**To do:** Return the whole listing, line for line, without the pictures in it.

**Material supplied:**
• • • • • • •
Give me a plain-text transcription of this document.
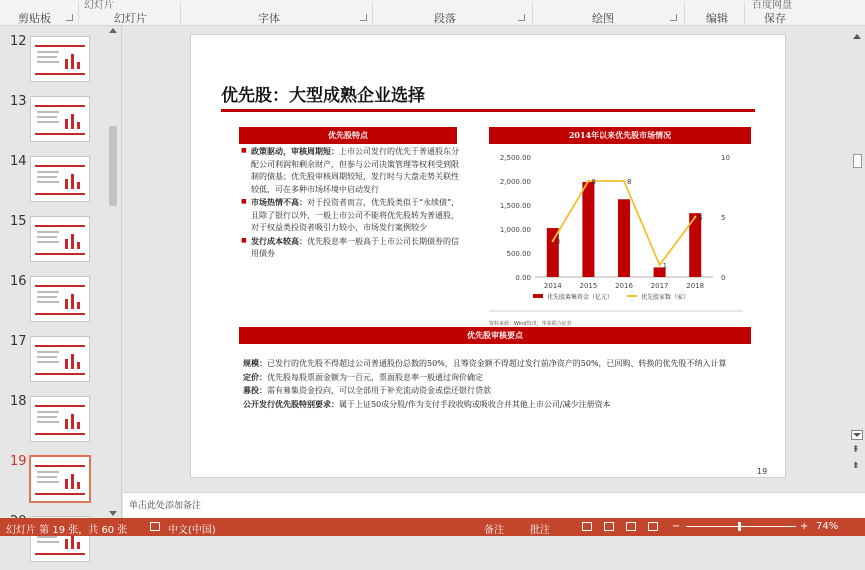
幻灯片	百度网盘
剪贴板	幻灯片	字体	段落	绘图	编辑	保存
12
13
14
15
16
17
18
19
优先股：大型成熟企业选择
优先股特点	2014年以来优先股市场情况
■ 政策驱动，审核周期短：上市公司发行的优先于普通股东分配公司利润和剩余财产，但参与公司决策管理等权利受到限制的债基；优先股审核周期较短，发行时与大盘走势关联性较低，可在多种市场环境中启动发行
■ 市场热情不高：对于投资者而言，优先股类似于“永续债”，且除了银行以外，一般上市公司不能将优先股转为普通股，对于权益类投资者吸引力较小，市场发行案例较少
■ 发行成本较高：优先股息率一般高于上市公司长期债券的信用债券
0.00
500.00
1,000.00
1,500.00
2,000.00
2,500.00
0
5
10
2014	2015	2016	2017	2018
3
8	8
1
5
优先股募集资金（亿元）	优先股家数（家）
资料来源：Wind资讯，华泰联合证券
优先股审核要点
规模：已发行的优先股不得超过公司普通股份总数的50%，且筹资金额不得超过发行前净资产的50%，已回购、转换的优先股不纳入计算
定价：优先股每股票面金额为一百元，票面股息率一般通过询价确定
募投：需有募集资金投向，可以全部用于补充流动资金或偿还银行贷款
公开发行优先股特别要求：属于上证50成分股/作为支付手段收购或吸收合并其他上市公司/减少注册资本
19
⇞
⇟
单击此处添加备注
幻灯片 第 19 张，共 60 张	中文(中国)	备注	批注	−	+ 74%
• • • • • • •
**Solution to this exercise:**
Give me a plain-text transcription of this document.
幻灯片	百度网盘
剪贴板	幻灯片	字体	段落	绘图	编辑	保存
12
13
14
15
16
17
18
19
优先股：大型成熟企业选择
优先股特点	2014年以来优先股市场情况
■ 政策驱动，审核周期短：上市公司发行的优先于普通股东分配公司利润和剩余财产，但参与公司决策管理等权利受到限制的债基；优先股审核周期较短，发行时与大盘走势关联性较低，可在多种市场环境中启动发行
■ 市场热情不高：对于投资者而言，优先股类似于“永续债”，且除了银行以外，一般上市公司不能将优先股转为普通股，对于权益类投资者吸引力较小，市场发行案例较少
■ 发行成本较高：优先股息率一般高于上市公司长期债券的信用债券
0.00
500.00
1,000.00
1,500.00
2,000.00
2,500.00
0
5
10
2014	2015	2016	2017	2018
3
8	8
1
5
优先股募集资金（亿元）	优先股家数（家）
资料来源：Wind资讯，华泰联合证券
优先股审核要点
规模：已发行的优先股不得超过公司普通股份总数的50%，且筹资金额不得超过发行前净资产的50%，已回购、转换的优先股不纳入计算
定价：优先股每股票面金额为一百元，票面股息率一般通过询价确定
募投：需有募集资金投向，可以全部用于补充流动资金或偿还银行贷款
公开发行优先股特别要求：属于上证50成分股/作为支付手段收购或吸收合并其他上市公司/减少注册资本
19
⇞
⇟
单击此处添加备注
幻灯片 第 19 张，共 60 张	中文(中国)	备注	批注	−	+ 74%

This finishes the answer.